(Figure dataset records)

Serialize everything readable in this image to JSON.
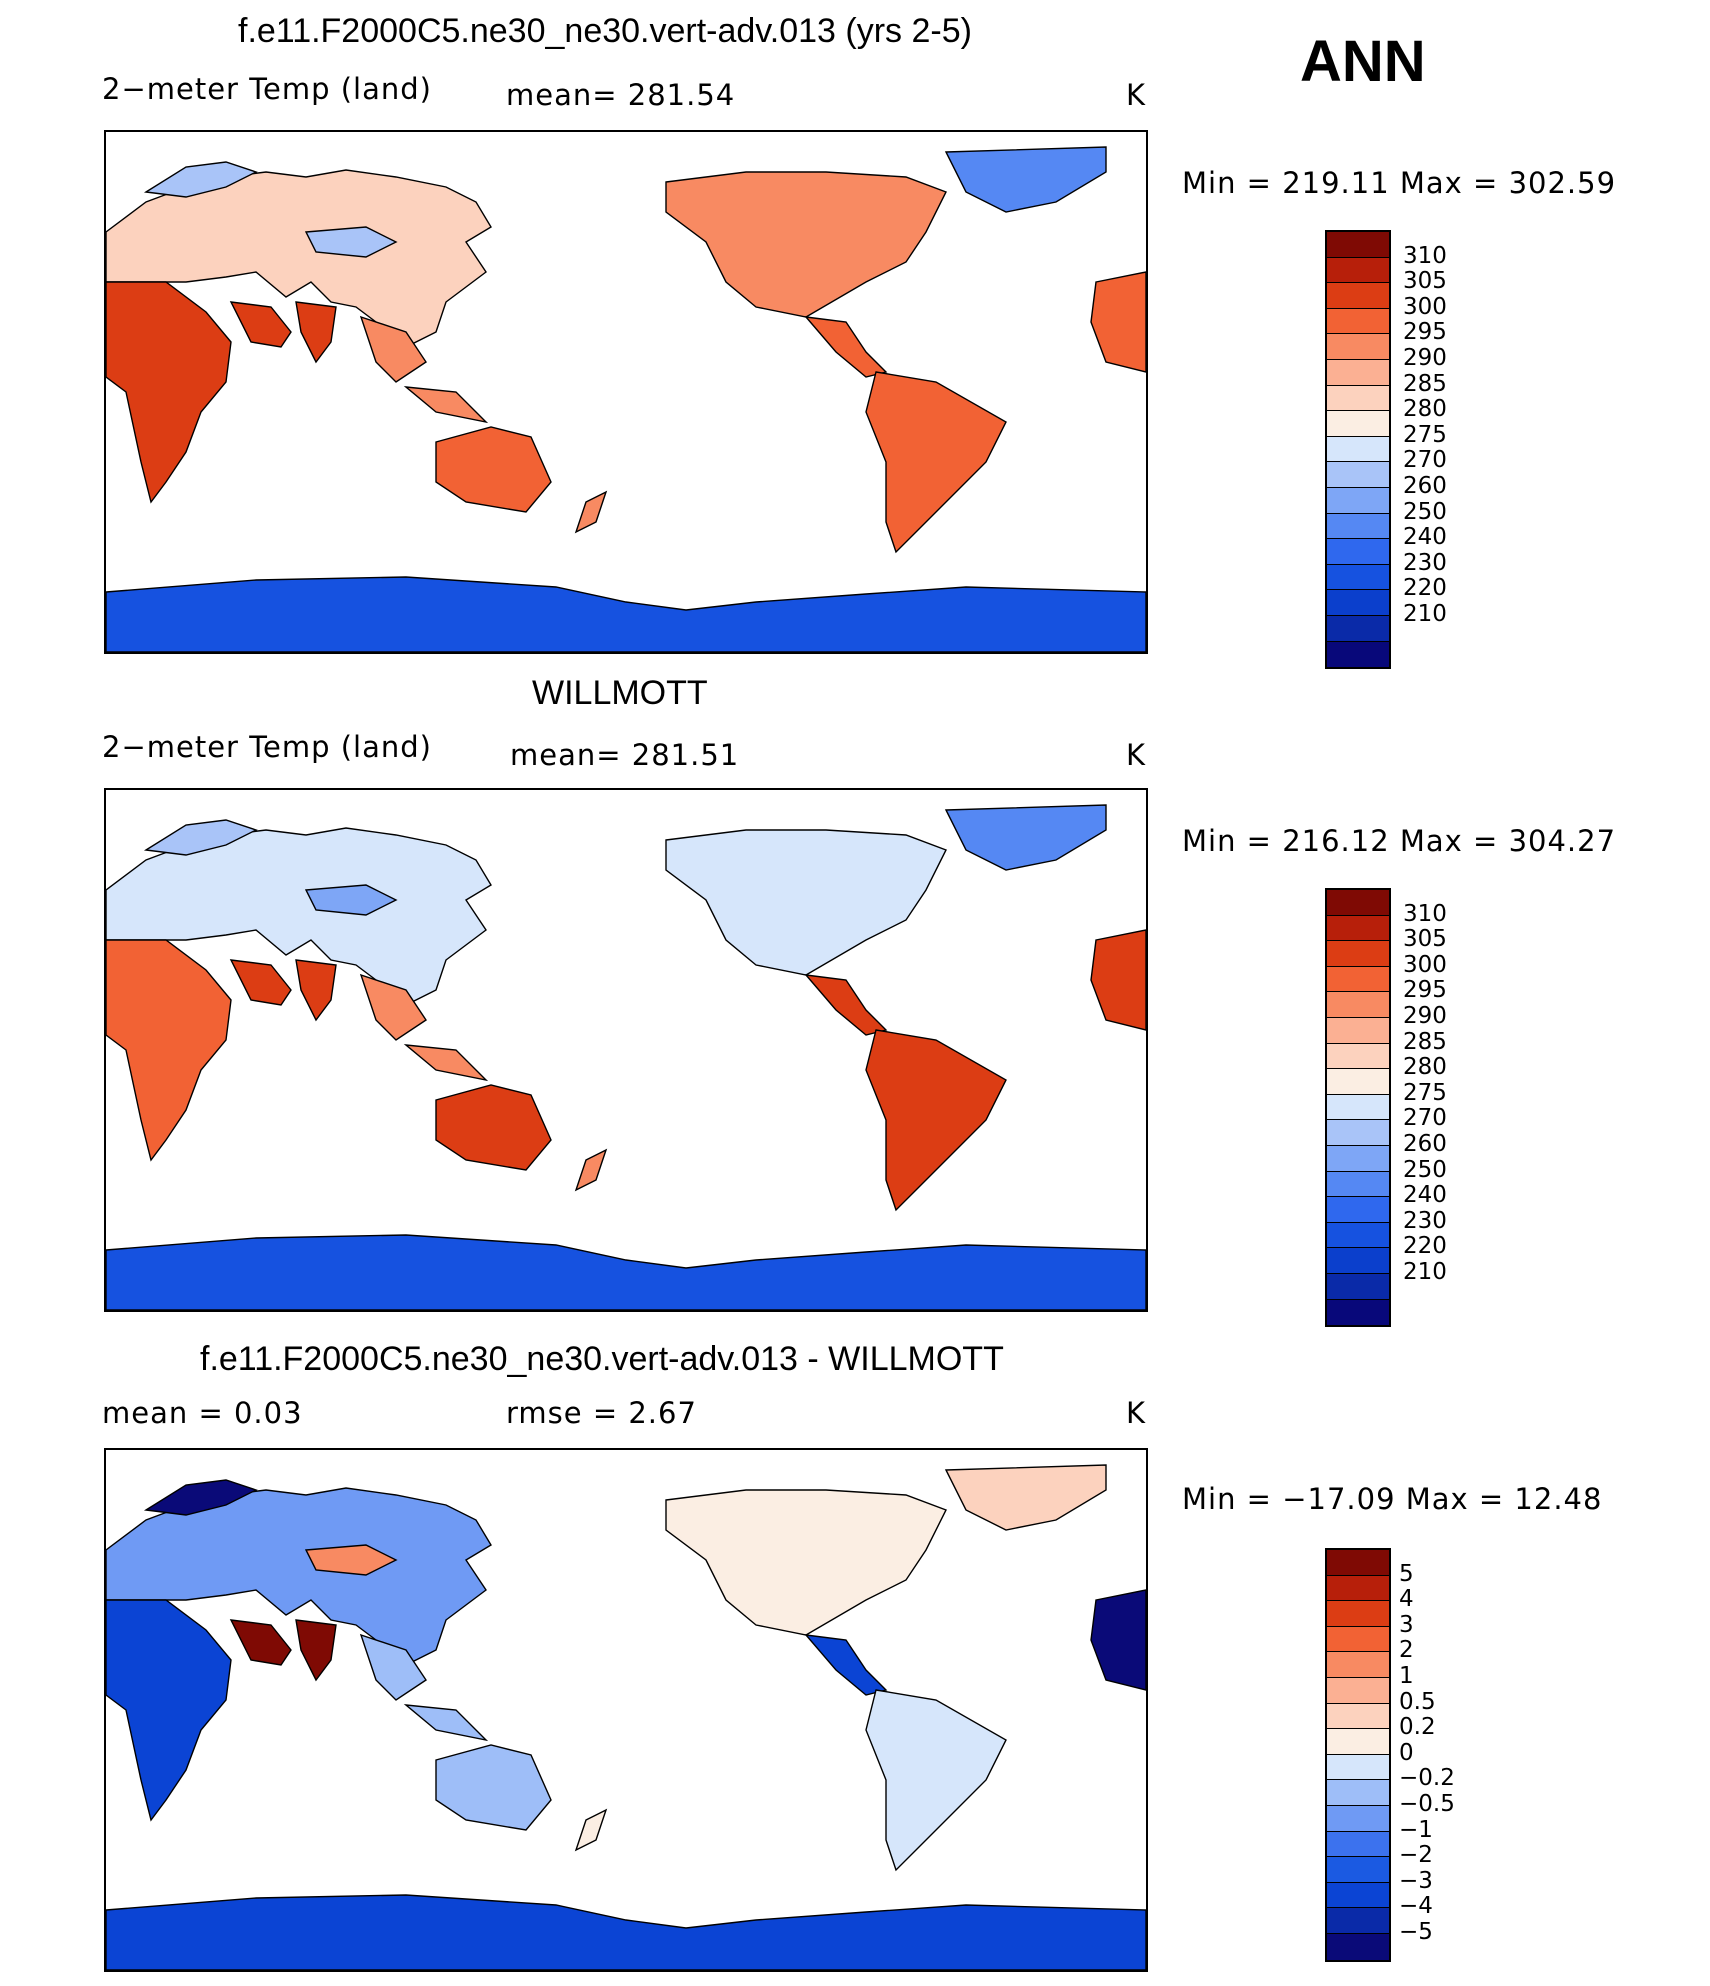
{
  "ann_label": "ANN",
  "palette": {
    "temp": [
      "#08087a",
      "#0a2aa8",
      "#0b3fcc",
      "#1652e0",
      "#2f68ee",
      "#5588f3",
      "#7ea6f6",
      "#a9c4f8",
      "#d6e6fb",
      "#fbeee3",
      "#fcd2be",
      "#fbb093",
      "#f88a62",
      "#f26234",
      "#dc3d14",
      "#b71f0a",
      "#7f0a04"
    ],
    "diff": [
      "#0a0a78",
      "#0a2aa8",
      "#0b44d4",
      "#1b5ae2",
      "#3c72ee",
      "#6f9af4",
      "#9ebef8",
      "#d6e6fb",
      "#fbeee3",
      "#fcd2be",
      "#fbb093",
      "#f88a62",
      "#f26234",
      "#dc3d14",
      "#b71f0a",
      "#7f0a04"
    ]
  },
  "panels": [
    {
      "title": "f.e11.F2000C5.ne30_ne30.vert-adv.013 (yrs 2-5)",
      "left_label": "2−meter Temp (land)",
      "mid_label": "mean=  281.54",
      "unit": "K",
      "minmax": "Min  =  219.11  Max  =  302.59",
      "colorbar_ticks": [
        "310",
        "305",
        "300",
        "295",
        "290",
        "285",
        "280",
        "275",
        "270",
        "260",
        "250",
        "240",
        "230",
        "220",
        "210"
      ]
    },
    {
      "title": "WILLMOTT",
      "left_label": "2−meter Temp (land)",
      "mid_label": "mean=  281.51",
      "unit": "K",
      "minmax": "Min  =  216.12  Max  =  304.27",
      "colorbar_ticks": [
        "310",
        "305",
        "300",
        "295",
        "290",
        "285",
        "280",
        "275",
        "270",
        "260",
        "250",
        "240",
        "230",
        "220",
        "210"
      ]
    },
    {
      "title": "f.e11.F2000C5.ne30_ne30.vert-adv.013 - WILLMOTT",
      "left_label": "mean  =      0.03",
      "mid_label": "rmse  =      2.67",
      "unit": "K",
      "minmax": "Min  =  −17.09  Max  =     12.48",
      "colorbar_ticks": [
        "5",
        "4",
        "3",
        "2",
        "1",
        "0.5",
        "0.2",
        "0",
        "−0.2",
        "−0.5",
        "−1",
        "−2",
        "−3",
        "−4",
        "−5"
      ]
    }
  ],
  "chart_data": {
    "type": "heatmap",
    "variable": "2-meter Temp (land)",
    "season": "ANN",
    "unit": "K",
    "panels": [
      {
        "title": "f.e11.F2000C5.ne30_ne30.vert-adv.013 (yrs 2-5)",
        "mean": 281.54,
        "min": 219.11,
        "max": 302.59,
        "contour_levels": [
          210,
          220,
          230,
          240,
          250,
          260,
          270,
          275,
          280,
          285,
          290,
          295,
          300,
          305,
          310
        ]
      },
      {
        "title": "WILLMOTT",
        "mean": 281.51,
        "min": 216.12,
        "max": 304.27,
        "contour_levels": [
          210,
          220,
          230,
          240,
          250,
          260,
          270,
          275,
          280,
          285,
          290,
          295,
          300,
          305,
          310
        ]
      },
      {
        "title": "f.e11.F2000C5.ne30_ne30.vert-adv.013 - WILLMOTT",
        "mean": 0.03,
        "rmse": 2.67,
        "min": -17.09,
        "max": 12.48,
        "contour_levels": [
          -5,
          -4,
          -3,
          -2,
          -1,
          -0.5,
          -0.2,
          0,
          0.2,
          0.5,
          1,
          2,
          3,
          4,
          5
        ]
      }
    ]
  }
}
...
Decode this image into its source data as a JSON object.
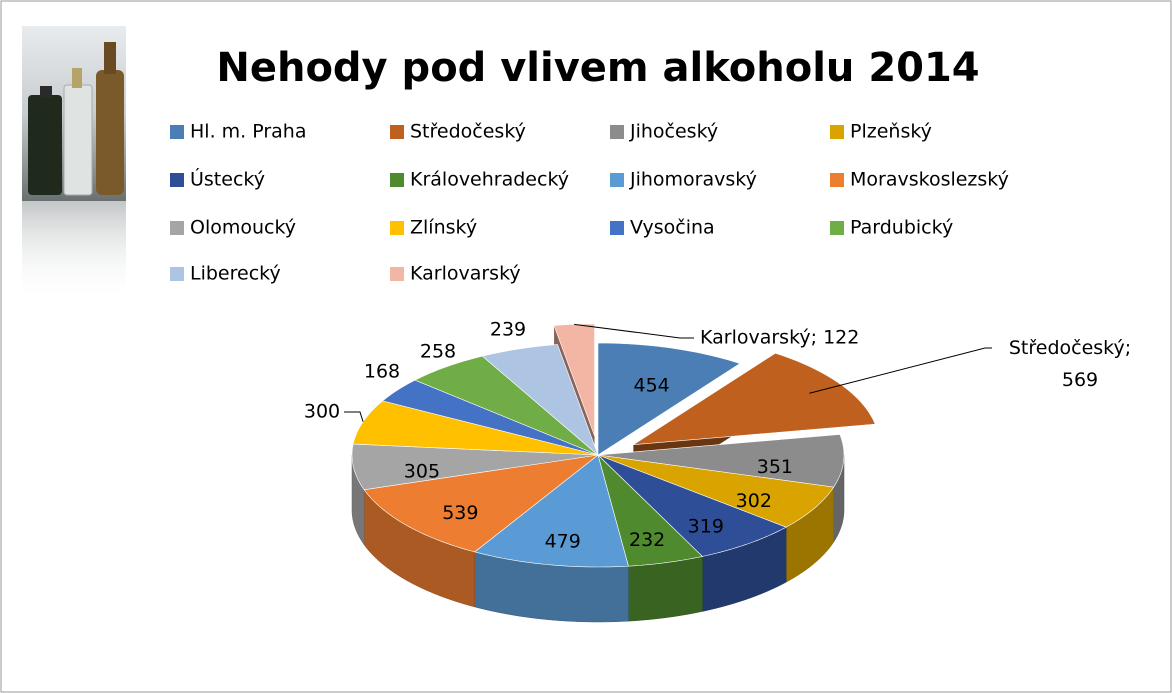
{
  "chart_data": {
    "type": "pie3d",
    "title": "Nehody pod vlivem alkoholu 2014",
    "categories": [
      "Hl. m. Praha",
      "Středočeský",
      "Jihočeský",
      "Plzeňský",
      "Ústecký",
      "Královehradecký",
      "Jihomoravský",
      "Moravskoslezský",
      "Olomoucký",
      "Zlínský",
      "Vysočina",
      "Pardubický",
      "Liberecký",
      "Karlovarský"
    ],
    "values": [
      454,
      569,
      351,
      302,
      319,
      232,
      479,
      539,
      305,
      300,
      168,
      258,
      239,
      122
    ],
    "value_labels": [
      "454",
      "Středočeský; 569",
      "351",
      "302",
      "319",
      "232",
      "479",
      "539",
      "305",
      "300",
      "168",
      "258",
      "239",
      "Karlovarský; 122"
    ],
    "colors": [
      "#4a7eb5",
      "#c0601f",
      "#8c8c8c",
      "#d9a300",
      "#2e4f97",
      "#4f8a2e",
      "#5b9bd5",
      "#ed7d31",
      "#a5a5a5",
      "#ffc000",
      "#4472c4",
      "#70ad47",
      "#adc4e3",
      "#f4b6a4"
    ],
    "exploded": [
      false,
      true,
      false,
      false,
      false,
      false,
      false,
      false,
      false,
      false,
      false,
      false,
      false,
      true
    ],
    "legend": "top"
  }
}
---
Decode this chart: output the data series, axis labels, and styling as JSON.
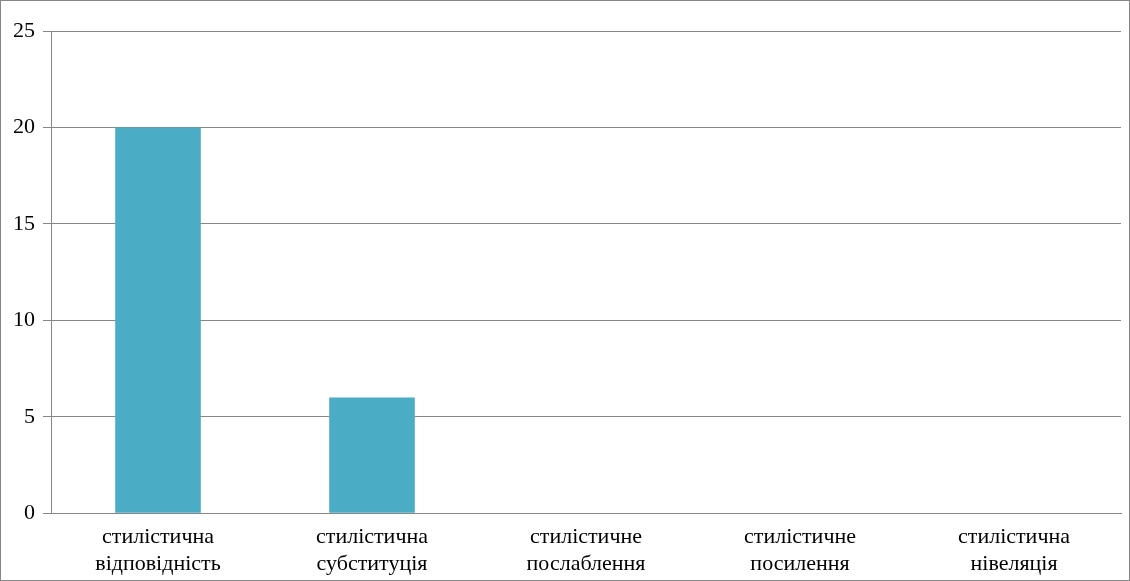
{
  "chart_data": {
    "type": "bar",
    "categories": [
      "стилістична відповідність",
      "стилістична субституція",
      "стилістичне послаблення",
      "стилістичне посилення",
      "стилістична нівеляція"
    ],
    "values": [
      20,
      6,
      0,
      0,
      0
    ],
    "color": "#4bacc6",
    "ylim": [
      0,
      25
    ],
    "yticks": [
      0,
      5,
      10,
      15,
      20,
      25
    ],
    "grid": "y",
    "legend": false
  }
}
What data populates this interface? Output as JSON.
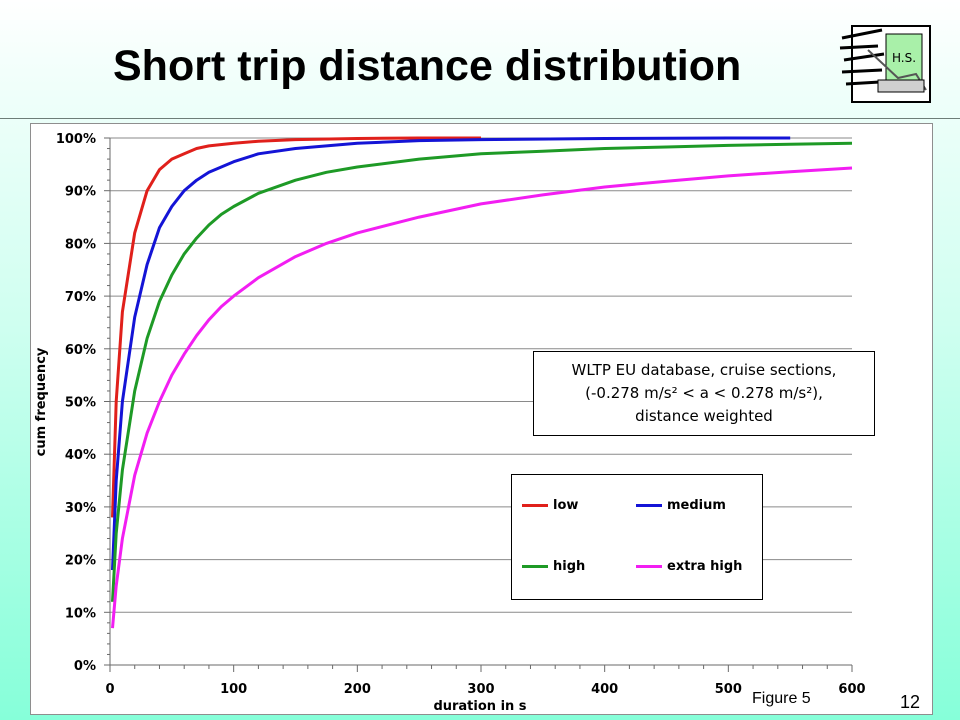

### TASK PROMPT
Give the lines above again exactly, from the one containing "Decode this chart: output" to the one containing "What data populates", both included, but leave out the pictures.

### RESULT BELOW
Decode this chart: output the data series, axis labels, and styling as JSON.
{
  "chart_data": {
    "type": "bar",
    "categories": [
      "стилістична відповідність",
      "стилістична субституція",
      "стилістичне послаблення",
      "стилістичне посилення",
      "стилістична нівеляція"
    ],
    "values": [
      20,
      6,
      0,
      0,
      0
    ],
    "color": "#4bacc6",
    "ylim": [
      0,
      25
    ],
    "yticks": [
      0,
      5,
      10,
      15,
      20,
      25
    ],
    "grid": "y",
    "legend": false
  }
}
What data populates this interface? Output as JSON.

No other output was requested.